# START OF RECORDS FOR THE EXERCISE
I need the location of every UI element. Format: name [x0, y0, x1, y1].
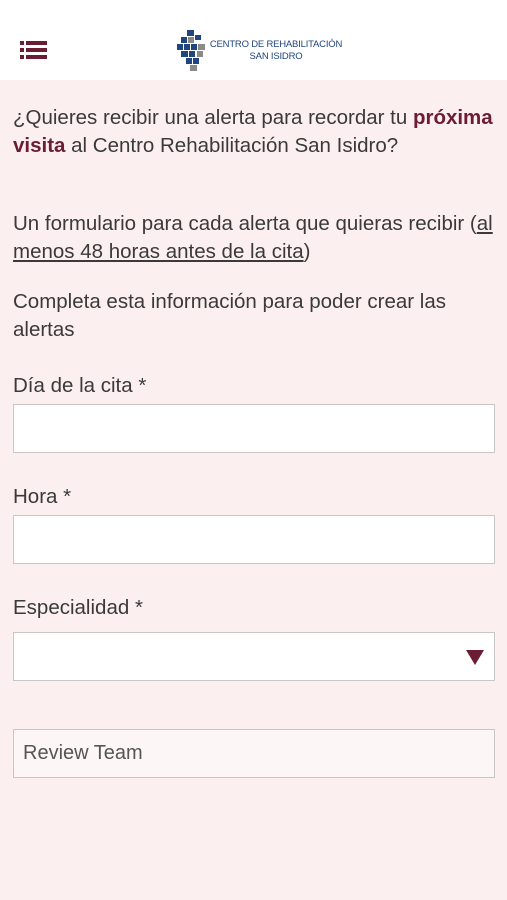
date-field[interactable]	[13, 404, 495, 453]
specialty-select[interactable]	[13, 632, 495, 681]
time-label: Hora *	[13, 485, 72, 508]
specialty-label: Especialidad *	[13, 596, 143, 619]
review-team-field[interactable]: Review Team	[13, 729, 495, 778]
intro-question: ¿Quieres recibir una alerta para recorda…	[13, 104, 495, 160]
time-field[interactable]	[13, 515, 495, 564]
app-header: CENTRO DE REHABILITACIÓN SAN ISIDRO	[0, 0, 507, 80]
review-team-text: Review Team	[23, 742, 143, 764]
logo-line-2: SAN ISIDRO	[249, 51, 303, 62]
intro-form-note: Un formulario para cada alerta que quier…	[13, 210, 495, 266]
intro-text-2: al Centro Rehabilitación San Isidro?	[65, 134, 399, 157]
form-note-text-1: Un formulario para cada alerta que quier…	[13, 212, 477, 235]
hamburger-list-icon[interactable]	[20, 41, 48, 63]
intro-text-1: ¿Quieres recibir una alerta para recorda…	[13, 106, 413, 129]
form-note-text-2: )	[303, 240, 311, 263]
logo-text: CENTRO DE REHABILITACIÓN SAN ISIDRO	[206, 39, 346, 63]
date-label: Día de la cita *	[13, 374, 147, 397]
logo: CENTRO DE REHABILITACIÓN SAN ISIDRO	[177, 30, 342, 74]
logo-line-1: CENTRO DE REHABILITACIÓN	[209, 39, 343, 50]
logo-mark-icon	[177, 30, 205, 71]
intro-instructions: Completa esta información para poder cre…	[13, 290, 446, 341]
dropdown-arrow-icon	[466, 650, 484, 665]
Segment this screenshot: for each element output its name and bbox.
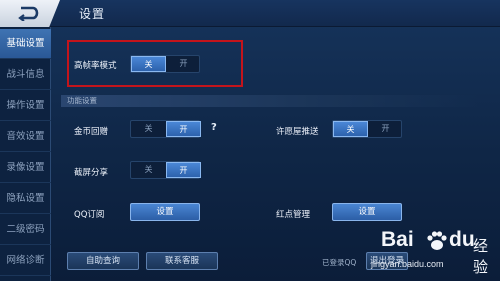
back-button[interactable] bbox=[0, 0, 60, 27]
wish-push-label: 许愿屋推送 bbox=[276, 127, 319, 137]
watermark-brand: Bai bbox=[381, 228, 414, 251]
watermark-brand-end: du bbox=[449, 228, 475, 251]
self-help-button[interactable]: 自助查询 bbox=[67, 252, 139, 270]
sidebar-item-controls[interactable]: 操作设置 bbox=[0, 91, 51, 121]
sidebar-item-recording[interactable]: 录像设置 bbox=[0, 153, 51, 183]
screenshot-share-toggle[interactable]: 关 开 bbox=[130, 161, 201, 179]
section-header: 功能设置 bbox=[61, 95, 479, 107]
sidebar-item-basic-settings[interactable]: 基础设置 bbox=[0, 29, 51, 59]
help-icon[interactable]: ? bbox=[211, 122, 217, 133]
watermark-url: jingyan.baidu.com bbox=[371, 259, 444, 269]
sidebar-item-network-diagnosis[interactable]: 网络诊断 bbox=[0, 246, 51, 276]
page-title: 设置 bbox=[79, 7, 106, 21]
wish-push-toggle[interactable]: 关 开 bbox=[332, 120, 402, 138]
sidebar-item-secondary-password[interactable]: 二级密码 bbox=[0, 215, 51, 245]
back-arrow-icon bbox=[18, 6, 39, 21]
red-dot-settings-button[interactable]: 设置 bbox=[332, 203, 402, 221]
wish-push-on-option[interactable]: 开 bbox=[368, 121, 403, 137]
coin-gift-on-option[interactable]: 开 bbox=[166, 121, 201, 137]
baidu-watermark: Bai 经验 jingyan.baidu.com du bbox=[365, 228, 500, 281]
high-frame-toggle[interactable]: 关 开 bbox=[130, 55, 200, 73]
sidebar: 基础设置 战斗信息 操作设置 音效设置 录像设置 隐私设置 二级密码 网络诊断 bbox=[0, 27, 51, 281]
watermark-sub: 经验 bbox=[473, 237, 489, 276]
high-frame-off-option[interactable]: 关 bbox=[131, 56, 166, 72]
top-bar: 设置 bbox=[0, 0, 500, 27]
red-dot-label: 红点管理 bbox=[276, 210, 311, 220]
contact-service-button[interactable]: 联系客服 bbox=[146, 252, 218, 270]
coin-gift-off-option[interactable]: 关 bbox=[131, 121, 166, 137]
screenshot-share-label: 截屏分享 bbox=[74, 168, 109, 178]
sidebar-item-sound[interactable]: 音效设置 bbox=[0, 122, 51, 152]
sidebar-item-battle-info[interactable]: 战斗信息 bbox=[0, 60, 51, 90]
login-status: 已登录QQ bbox=[322, 258, 357, 267]
wish-push-off-option[interactable]: 关 bbox=[333, 121, 368, 137]
qq-subscribe-label: QQ订阅 bbox=[74, 210, 105, 220]
baidu-paw-icon bbox=[427, 231, 447, 250]
high-frame-label: 高帧率模式 bbox=[74, 61, 117, 71]
screenshot-share-on-option[interactable]: 开 bbox=[166, 162, 201, 178]
coin-gift-toggle[interactable]: 关 开 bbox=[130, 120, 201, 138]
screenshot-share-off-option[interactable]: 关 bbox=[131, 162, 166, 178]
section-title: 功能设置 bbox=[67, 96, 97, 105]
sidebar-item-privacy[interactable]: 隐私设置 bbox=[0, 184, 51, 214]
qq-subscribe-settings-button[interactable]: 设置 bbox=[130, 203, 200, 221]
coin-gift-label: 金币回赠 bbox=[74, 127, 109, 137]
high-frame-on-option[interactable]: 开 bbox=[166, 56, 201, 72]
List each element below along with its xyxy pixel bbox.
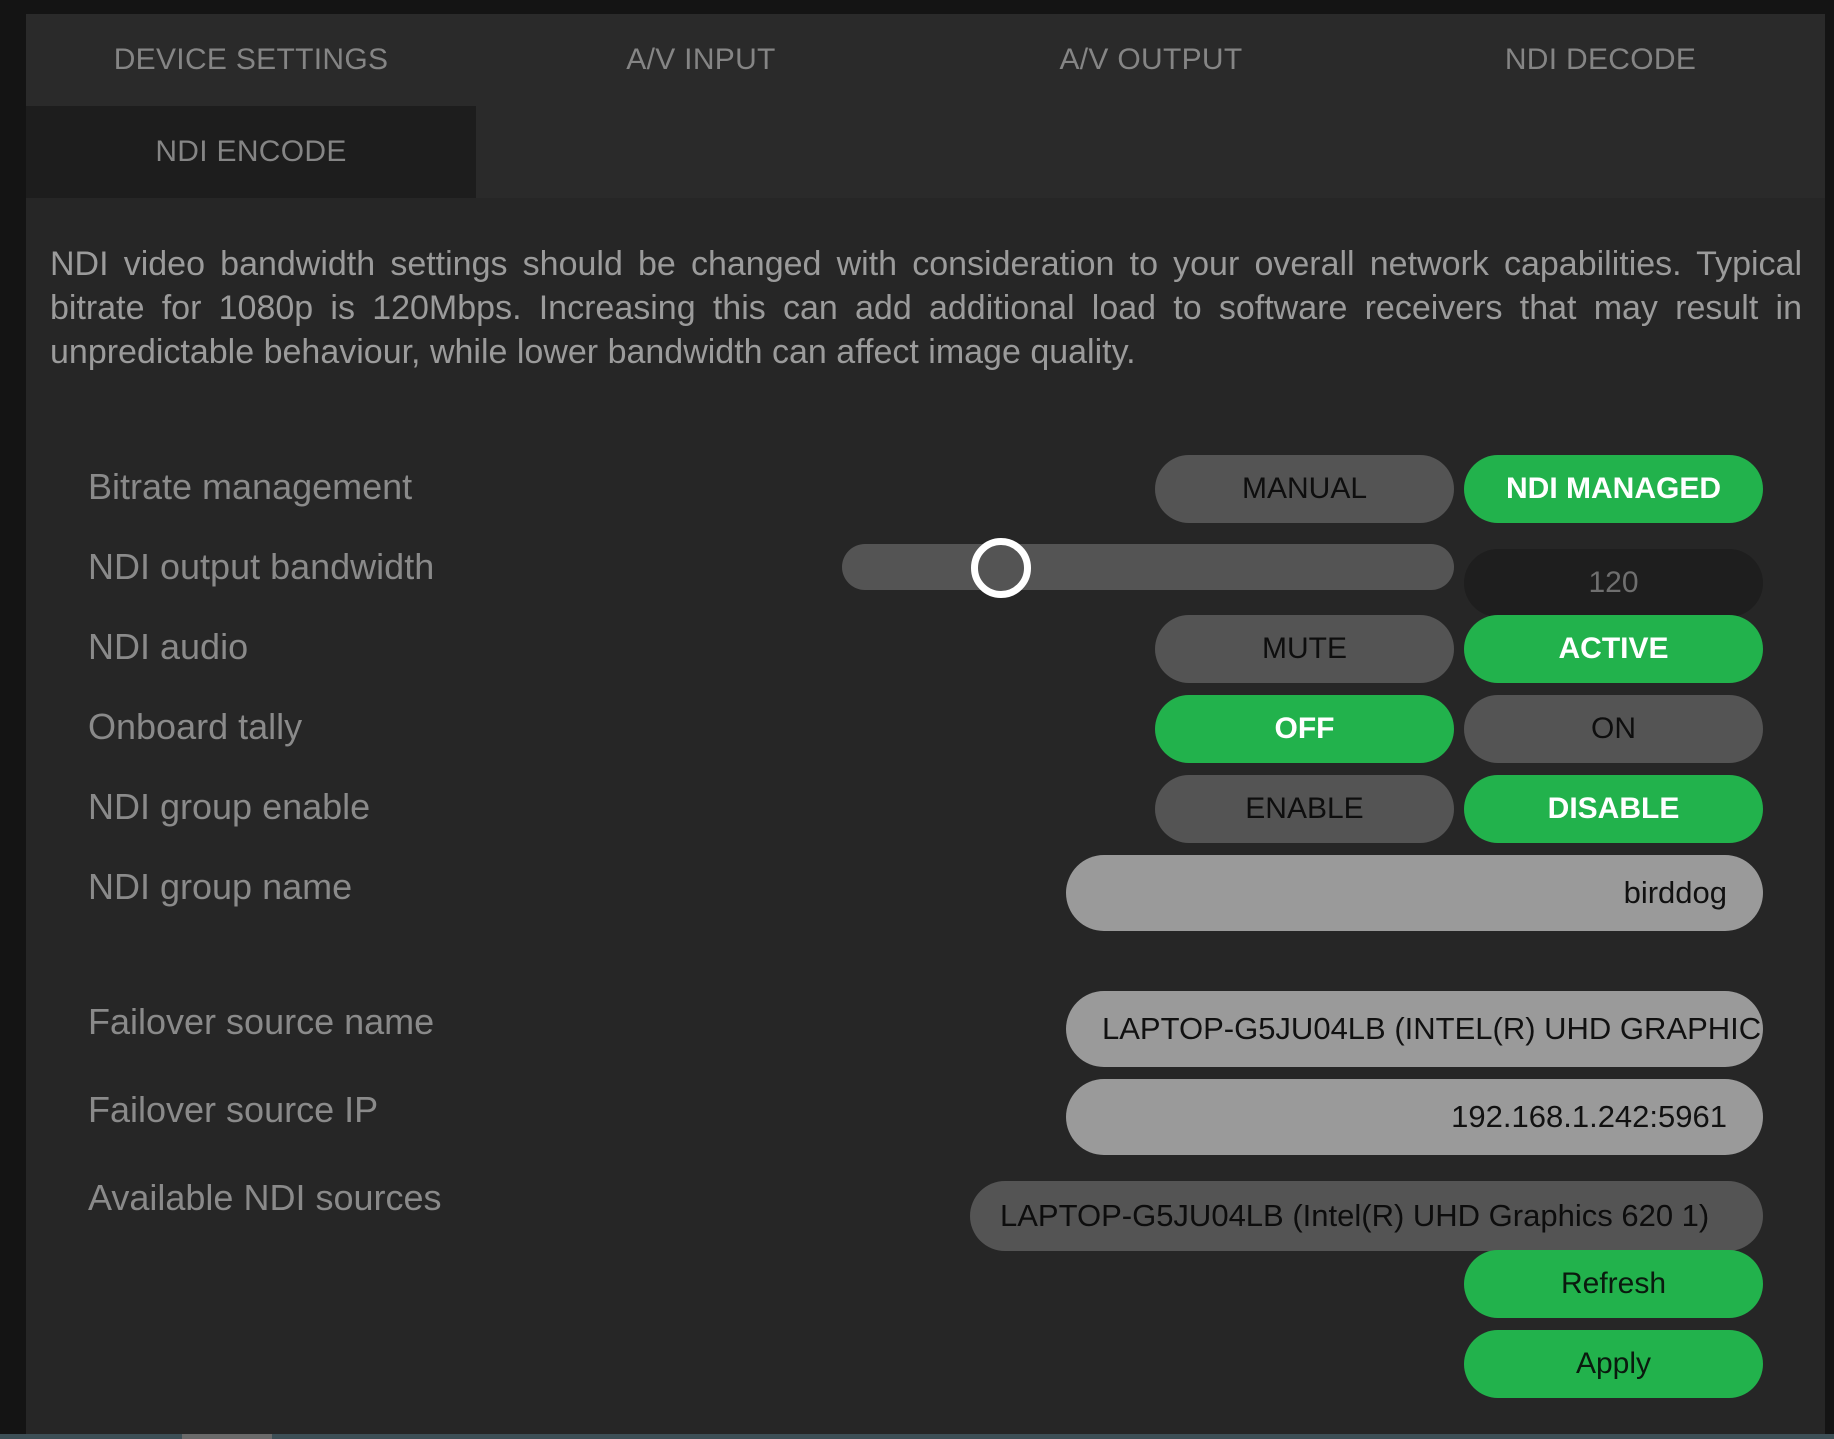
failover-name-input[interactable]: LAPTOP-G5JU04LB (INTEL(R) UHD GRAPHICS	[1066, 991, 1763, 1067]
group-name-input[interactable]: birddog	[1066, 855, 1763, 931]
audio-mute-button[interactable]: MUTE	[1155, 615, 1454, 683]
group-enable-button[interactable]: ENABLE	[1155, 775, 1454, 843]
ndi-audio-label: NDI audio	[88, 626, 249, 667]
bitrate-management-label: Bitrate management	[88, 466, 413, 507]
onboard-tally-label: Onboard tally	[88, 706, 303, 747]
audio-active-button[interactable]: ACTIVE	[1464, 615, 1763, 683]
tally-off-button[interactable]: OFF	[1155, 695, 1454, 763]
bitrate-ndi-managed-button[interactable]: NDI MANAGED	[1464, 455, 1763, 523]
failover-ip-input[interactable]: 192.168.1.242:5961	[1066, 1079, 1763, 1155]
failover-ip-label: Failover source IP	[88, 1089, 379, 1130]
bandwidth-description: NDI video bandwidth settings should be c…	[50, 245, 1802, 371]
apply-button[interactable]: Apply	[1464, 1330, 1763, 1398]
bandwidth-slider-thumb[interactable]	[971, 538, 1032, 598]
failover-name-label: Failover source name	[88, 1001, 435, 1042]
tab-device-settings[interactable]: DEVICE SETTINGS	[26, 14, 476, 106]
bandwidth-slider-track[interactable]	[842, 544, 1454, 590]
settings-panel: DEVICE SETTINGS A/V INPUT A/V OUTPUT NDI…	[26, 14, 1825, 1436]
group-name-label: NDI group name	[88, 866, 353, 907]
available-sources-select[interactable]: LAPTOP-G5JU04LB (Intel(R) UHD Graphics 6…	[970, 1181, 1763, 1251]
group-disable-button[interactable]: DISABLE	[1464, 775, 1763, 843]
bitrate-manual-button[interactable]: MANUAL	[1155, 455, 1454, 523]
refresh-button[interactable]: Refresh	[1464, 1250, 1763, 1318]
tab-ndi-encode[interactable]: NDI ENCODE	[26, 106, 476, 198]
tab-bar: DEVICE SETTINGS A/V INPUT A/V OUTPUT NDI…	[26, 14, 1825, 198]
tab-ndi-decode[interactable]: NDI DECODE	[1376, 14, 1825, 106]
available-sources-label: Available NDI sources	[88, 1177, 442, 1218]
bottom-scrollbar[interactable]	[0, 1434, 1834, 1439]
tab-av-output[interactable]: A/V OUTPUT	[926, 14, 1376, 106]
bandwidth-value: 120	[1464, 549, 1763, 617]
tally-on-button[interactable]: ON	[1464, 695, 1763, 763]
tab-av-input[interactable]: A/V INPUT	[476, 14, 926, 106]
output-bandwidth-label: NDI output bandwidth	[88, 546, 435, 587]
bottom-scrollbar-thumb[interactable]	[182, 1434, 272, 1439]
group-enable-label: NDI group enable	[88, 786, 371, 827]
# END OF RECORDS FOR THE EXERCISE
• [GIVEN EXERCISE]: Reproduce without any change every row from the one containing "404, 495, 453]" down to the one containing "form-note-text-1: Un formulario", with both of those rows included.

• [RESULT BELOW]:
date-field[interactable]	[13, 404, 495, 453]
specialty-select[interactable]	[13, 632, 495, 681]
time-label: Hora *	[13, 485, 72, 508]
specialty-label: Especialidad *	[13, 596, 143, 619]
review-team-field[interactable]: Review Team	[13, 729, 495, 778]
intro-question: ¿Quieres recibir una alerta para recorda…	[13, 104, 495, 160]
time-field[interactable]	[13, 515, 495, 564]
app-header: CENTRO DE REHABILITACIÓN SAN ISIDRO	[0, 0, 507, 80]
review-team-text: Review Team	[23, 742, 143, 764]
logo-line-2: SAN ISIDRO	[249, 51, 303, 62]
intro-form-note: Un formulario para cada alerta que quier…	[13, 210, 495, 266]
intro-text-2: al Centro Rehabilitación San Isidro?	[65, 134, 399, 157]
form-note-text-1: Un formulario para cada alerta que quier…	[13, 212, 477, 235]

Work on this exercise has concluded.